> [SHORT TASK]
Drop every picture, then transcribe the remaining data exactly.

> [LISTING]

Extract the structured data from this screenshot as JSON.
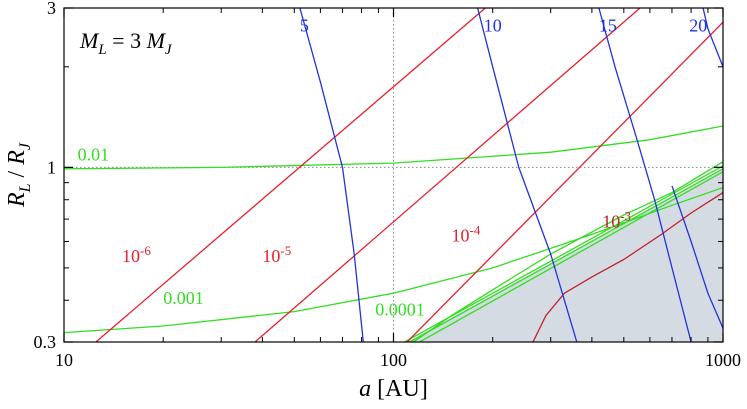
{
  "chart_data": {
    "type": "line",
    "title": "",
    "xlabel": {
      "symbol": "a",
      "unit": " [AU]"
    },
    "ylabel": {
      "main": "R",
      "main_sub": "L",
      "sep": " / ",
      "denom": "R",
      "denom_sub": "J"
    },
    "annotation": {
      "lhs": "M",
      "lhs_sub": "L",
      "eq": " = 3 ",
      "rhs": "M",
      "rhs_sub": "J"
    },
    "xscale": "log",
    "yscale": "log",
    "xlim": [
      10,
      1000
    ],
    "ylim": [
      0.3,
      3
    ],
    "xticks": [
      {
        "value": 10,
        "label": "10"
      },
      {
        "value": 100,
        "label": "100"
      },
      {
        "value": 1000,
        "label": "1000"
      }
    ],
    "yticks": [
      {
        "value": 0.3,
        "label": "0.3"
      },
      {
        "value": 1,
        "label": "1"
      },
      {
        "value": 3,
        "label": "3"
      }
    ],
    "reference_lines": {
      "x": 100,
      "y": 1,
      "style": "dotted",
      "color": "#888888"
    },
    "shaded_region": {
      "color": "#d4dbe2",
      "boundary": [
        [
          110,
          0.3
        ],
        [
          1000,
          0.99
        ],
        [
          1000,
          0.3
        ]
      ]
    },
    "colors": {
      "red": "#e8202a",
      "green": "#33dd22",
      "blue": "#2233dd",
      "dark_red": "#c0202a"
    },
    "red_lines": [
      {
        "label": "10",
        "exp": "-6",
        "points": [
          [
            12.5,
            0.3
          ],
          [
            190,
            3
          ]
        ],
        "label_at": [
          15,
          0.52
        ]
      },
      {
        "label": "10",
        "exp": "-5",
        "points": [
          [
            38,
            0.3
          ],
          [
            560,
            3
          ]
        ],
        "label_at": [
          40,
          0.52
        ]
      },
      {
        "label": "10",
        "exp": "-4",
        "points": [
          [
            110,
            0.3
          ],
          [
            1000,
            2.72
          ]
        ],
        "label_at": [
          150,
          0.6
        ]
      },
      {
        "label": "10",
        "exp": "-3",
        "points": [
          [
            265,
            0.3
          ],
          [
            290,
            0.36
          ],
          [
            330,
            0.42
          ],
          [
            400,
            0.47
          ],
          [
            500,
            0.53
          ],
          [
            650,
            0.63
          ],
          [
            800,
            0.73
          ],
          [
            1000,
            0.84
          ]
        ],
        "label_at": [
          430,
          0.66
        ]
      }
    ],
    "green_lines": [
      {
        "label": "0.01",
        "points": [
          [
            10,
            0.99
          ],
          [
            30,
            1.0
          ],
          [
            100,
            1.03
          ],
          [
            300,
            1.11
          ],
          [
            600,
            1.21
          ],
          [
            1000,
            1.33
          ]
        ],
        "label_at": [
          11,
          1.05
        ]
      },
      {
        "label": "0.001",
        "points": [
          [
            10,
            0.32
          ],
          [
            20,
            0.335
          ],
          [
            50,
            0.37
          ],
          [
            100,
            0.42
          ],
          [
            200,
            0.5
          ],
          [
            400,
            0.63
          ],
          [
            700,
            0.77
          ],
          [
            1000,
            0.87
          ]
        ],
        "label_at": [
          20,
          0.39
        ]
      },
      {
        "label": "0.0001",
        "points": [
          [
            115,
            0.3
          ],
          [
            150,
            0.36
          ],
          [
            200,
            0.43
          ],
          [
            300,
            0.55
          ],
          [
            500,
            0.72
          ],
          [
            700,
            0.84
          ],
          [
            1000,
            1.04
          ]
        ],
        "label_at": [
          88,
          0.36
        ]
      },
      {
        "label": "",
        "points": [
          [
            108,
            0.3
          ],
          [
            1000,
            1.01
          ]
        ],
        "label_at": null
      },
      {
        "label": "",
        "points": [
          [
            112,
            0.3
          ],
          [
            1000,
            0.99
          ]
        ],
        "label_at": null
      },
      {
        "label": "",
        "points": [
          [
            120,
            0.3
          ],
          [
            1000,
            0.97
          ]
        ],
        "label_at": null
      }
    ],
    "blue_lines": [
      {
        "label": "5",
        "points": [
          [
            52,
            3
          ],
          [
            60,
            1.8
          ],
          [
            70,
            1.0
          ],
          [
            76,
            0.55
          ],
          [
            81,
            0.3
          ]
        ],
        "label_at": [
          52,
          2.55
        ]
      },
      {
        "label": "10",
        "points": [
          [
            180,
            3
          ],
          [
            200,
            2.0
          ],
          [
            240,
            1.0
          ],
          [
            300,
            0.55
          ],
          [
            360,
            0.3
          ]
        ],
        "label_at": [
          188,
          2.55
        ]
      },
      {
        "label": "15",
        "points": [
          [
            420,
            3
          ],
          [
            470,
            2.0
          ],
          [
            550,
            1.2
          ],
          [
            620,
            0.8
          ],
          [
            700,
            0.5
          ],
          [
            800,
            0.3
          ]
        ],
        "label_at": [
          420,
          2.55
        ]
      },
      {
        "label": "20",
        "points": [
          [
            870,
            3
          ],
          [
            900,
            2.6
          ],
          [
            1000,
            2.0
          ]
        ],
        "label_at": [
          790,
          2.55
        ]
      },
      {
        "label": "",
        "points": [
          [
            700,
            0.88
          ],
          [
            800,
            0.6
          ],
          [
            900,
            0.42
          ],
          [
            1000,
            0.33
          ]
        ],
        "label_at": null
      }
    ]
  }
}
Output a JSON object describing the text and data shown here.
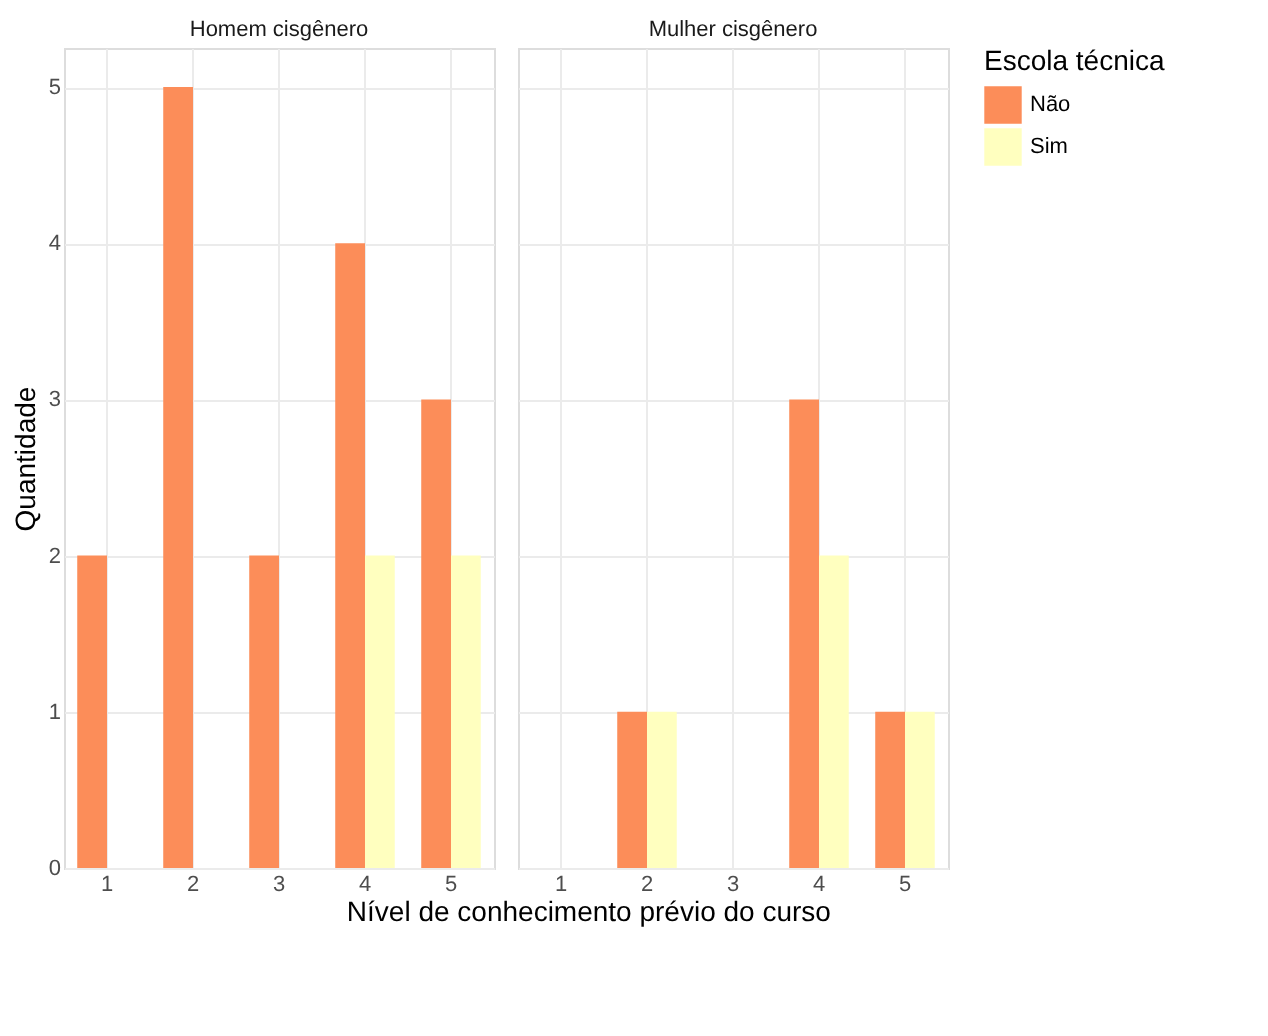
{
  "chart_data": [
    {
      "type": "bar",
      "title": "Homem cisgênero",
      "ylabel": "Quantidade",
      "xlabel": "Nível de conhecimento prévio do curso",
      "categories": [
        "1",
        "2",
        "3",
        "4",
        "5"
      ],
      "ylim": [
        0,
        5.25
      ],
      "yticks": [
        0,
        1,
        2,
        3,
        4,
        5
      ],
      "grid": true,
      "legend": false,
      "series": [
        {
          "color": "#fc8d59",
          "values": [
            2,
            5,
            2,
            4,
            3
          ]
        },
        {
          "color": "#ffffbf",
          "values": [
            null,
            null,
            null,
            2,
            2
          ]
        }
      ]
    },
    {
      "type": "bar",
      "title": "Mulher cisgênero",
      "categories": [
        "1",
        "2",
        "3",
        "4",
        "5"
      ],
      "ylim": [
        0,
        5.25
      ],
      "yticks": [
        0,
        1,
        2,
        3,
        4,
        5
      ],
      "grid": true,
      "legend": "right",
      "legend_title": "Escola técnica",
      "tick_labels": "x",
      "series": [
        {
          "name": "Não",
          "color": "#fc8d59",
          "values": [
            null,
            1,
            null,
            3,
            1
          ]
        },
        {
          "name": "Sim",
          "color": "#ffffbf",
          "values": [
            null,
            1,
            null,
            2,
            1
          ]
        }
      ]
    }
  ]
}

> [WRITTEN RESPONSE]
Extract the structured data from this screenshot as JSON.
{
  "chart_data": {
    "type": "line",
    "title": "",
    "xlabel": {
      "symbol": "a",
      "unit": " [AU]"
    },
    "ylabel": {
      "main": "R",
      "main_sub": "L",
      "sep": " / ",
      "denom": "R",
      "denom_sub": "J"
    },
    "annotation": {
      "lhs": "M",
      "lhs_sub": "L",
      "eq": " = 3 ",
      "rhs": "M",
      "rhs_sub": "J"
    },
    "xscale": "log",
    "yscale": "log",
    "xlim": [
      10,
      1000
    ],
    "ylim": [
      0.3,
      3
    ],
    "xticks": [
      {
        "value": 10,
        "label": "10"
      },
      {
        "value": 100,
        "label": "100"
      },
      {
        "value": 1000,
        "label": "1000"
      }
    ],
    "yticks": [
      {
        "value": 0.3,
        "label": "0.3"
      },
      {
        "value": 1,
        "label": "1"
      },
      {
        "value": 3,
        "label": "3"
      }
    ],
    "reference_lines": {
      "x": 100,
      "y": 1,
      "style": "dotted",
      "color": "#888888"
    },
    "shaded_region": {
      "color": "#d4dbe2",
      "boundary": [
        [
          110,
          0.3
        ],
        [
          1000,
          0.99
        ],
        [
          1000,
          0.3
        ]
      ]
    },
    "colors": {
      "red": "#e8202a",
      "green": "#33dd22",
      "blue": "#2233dd",
      "dark_red": "#c0202a"
    },
    "red_lines": [
      {
        "label": "10",
        "exp": "-6",
        "points": [
          [
            12.5,
            0.3
          ],
          [
            190,
            3
          ]
        ],
        "label_at": [
          15,
          0.52
        ]
      },
      {
        "label": "10",
        "exp": "-5",
        "points": [
          [
            38,
            0.3
          ],
          [
            560,
            3
          ]
        ],
        "label_at": [
          40,
          0.52
        ]
      },
      {
        "label": "10",
        "exp": "-4",
        "points": [
          [
            110,
            0.3
          ],
          [
            1000,
            2.72
          ]
        ],
        "label_at": [
          150,
          0.6
        ]
      },
      {
        "label": "10",
        "exp": "-3",
        "points": [
          [
            265,
            0.3
          ],
          [
            290,
            0.36
          ],
          [
            330,
            0.42
          ],
          [
            400,
            0.47
          ],
          [
            500,
            0.53
          ],
          [
            650,
            0.63
          ],
          [
            800,
            0.73
          ],
          [
            1000,
            0.84
          ]
        ],
        "label_at": [
          430,
          0.66
        ]
      }
    ],
    "green_lines": [
      {
        "label": "0.01",
        "points": [
          [
            10,
            0.99
          ],
          [
            30,
            1.0
          ],
          [
            100,
            1.03
          ],
          [
            300,
            1.11
          ],
          [
            600,
            1.21
          ],
          [
            1000,
            1.33
          ]
        ],
        "label_at": [
          11,
          1.05
        ]
      },
      {
        "label": "0.001",
        "points": [
          [
            10,
            0.32
          ],
          [
            20,
            0.335
          ],
          [
            50,
            0.37
          ],
          [
            100,
            0.42
          ],
          [
            200,
            0.5
          ],
          [
            400,
            0.63
          ],
          [
            700,
            0.77
          ],
          [
            1000,
            0.87
          ]
        ],
        "label_at": [
          20,
          0.39
        ]
      },
      {
        "label": "0.0001",
        "points": [
          [
            115,
            0.3
          ],
          [
            150,
            0.36
          ],
          [
            200,
            0.43
          ],
          [
            300,
            0.55
          ],
          [
            500,
            0.72
          ],
          [
            700,
            0.84
          ],
          [
            1000,
            1.04
          ]
        ],
        "label_at": [
          88,
          0.36
        ]
      },
      {
        "label": "",
        "points": [
          [
            108,
            0.3
          ],
          [
            1000,
            1.01
          ]
        ],
        "label_at": null
      },
      {
        "label": "",
        "points": [
          [
            112,
            0.3
          ],
          [
            1000,
            0.99
          ]
        ],
        "label_at": null
      },
      {
        "label": "",
        "points": [
          [
            120,
            0.3
          ],
          [
            1000,
            0.97
          ]
        ],
        "label_at": null
      }
    ],
    "blue_lines": [
      {
        "label": "5",
        "points": [
          [
            52,
            3
          ],
          [
            60,
            1.8
          ],
          [
            70,
            1.0
          ],
          [
            76,
            0.55
          ],
          [
            81,
            0.3
          ]
        ],
        "label_at": [
          52,
          2.55
        ]
      },
      {
        "label": "10",
        "points": [
          [
            180,
            3
          ],
          [
            200,
            2.0
          ],
          [
            240,
            1.0
          ],
          [
            300,
            0.55
          ],
          [
            360,
            0.3
          ]
        ],
        "label_at": [
          188,
          2.55
        ]
      },
      {
        "label": "15",
        "points": [
          [
            420,
            3
          ],
          [
            470,
            2.0
          ],
          [
            550,
            1.2
          ],
          [
            620,
            0.8
          ],
          [
            700,
            0.5
          ],
          [
            800,
            0.3
          ]
        ],
        "label_at": [
          420,
          2.55
        ]
      },
      {
        "label": "20",
        "points": [
          [
            870,
            3
          ],
          [
            900,
            2.6
          ],
          [
            1000,
            2.0
          ]
        ],
        "label_at": [
          790,
          2.55
        ]
      },
      {
        "label": "",
        "points": [
          [
            700,
            0.88
          ],
          [
            800,
            0.6
          ],
          [
            900,
            0.42
          ],
          [
            1000,
            0.33
          ]
        ],
        "label_at": null
      }
    ]
  }
}
Output a JSON object describing the text and data shown here.
{
  "chart_data": [
    {
      "type": "bar",
      "title": "Homem cisgênero",
      "ylabel": "Quantidade",
      "xlabel": "Nível de conhecimento prévio do curso",
      "categories": [
        "1",
        "2",
        "3",
        "4",
        "5"
      ],
      "ylim": [
        0,
        5.25
      ],
      "yticks": [
        0,
        1,
        2,
        3,
        4,
        5
      ],
      "grid": true,
      "legend": false,
      "series": [
        {
          "color": "#fc8d59",
          "values": [
            2,
            5,
            2,
            4,
            3
          ]
        },
        {
          "color": "#ffffbf",
          "values": [
            null,
            null,
            null,
            2,
            2
          ]
        }
      ]
    },
    {
      "type": "bar",
      "title": "Mulher cisgênero",
      "categories": [
        "1",
        "2",
        "3",
        "4",
        "5"
      ],
      "ylim": [
        0,
        5.25
      ],
      "yticks": [
        0,
        1,
        2,
        3,
        4,
        5
      ],
      "grid": true,
      "legend": "right",
      "legend_title": "Escola técnica",
      "tick_labels": "x",
      "series": [
        {
          "name": "Não",
          "color": "#fc8d59",
          "values": [
            null,
            1,
            null,
            3,
            1
          ]
        },
        {
          "name": "Sim",
          "color": "#ffffbf",
          "values": [
            null,
            1,
            null,
            2,
            1
          ]
        }
      ]
    }
  ]
}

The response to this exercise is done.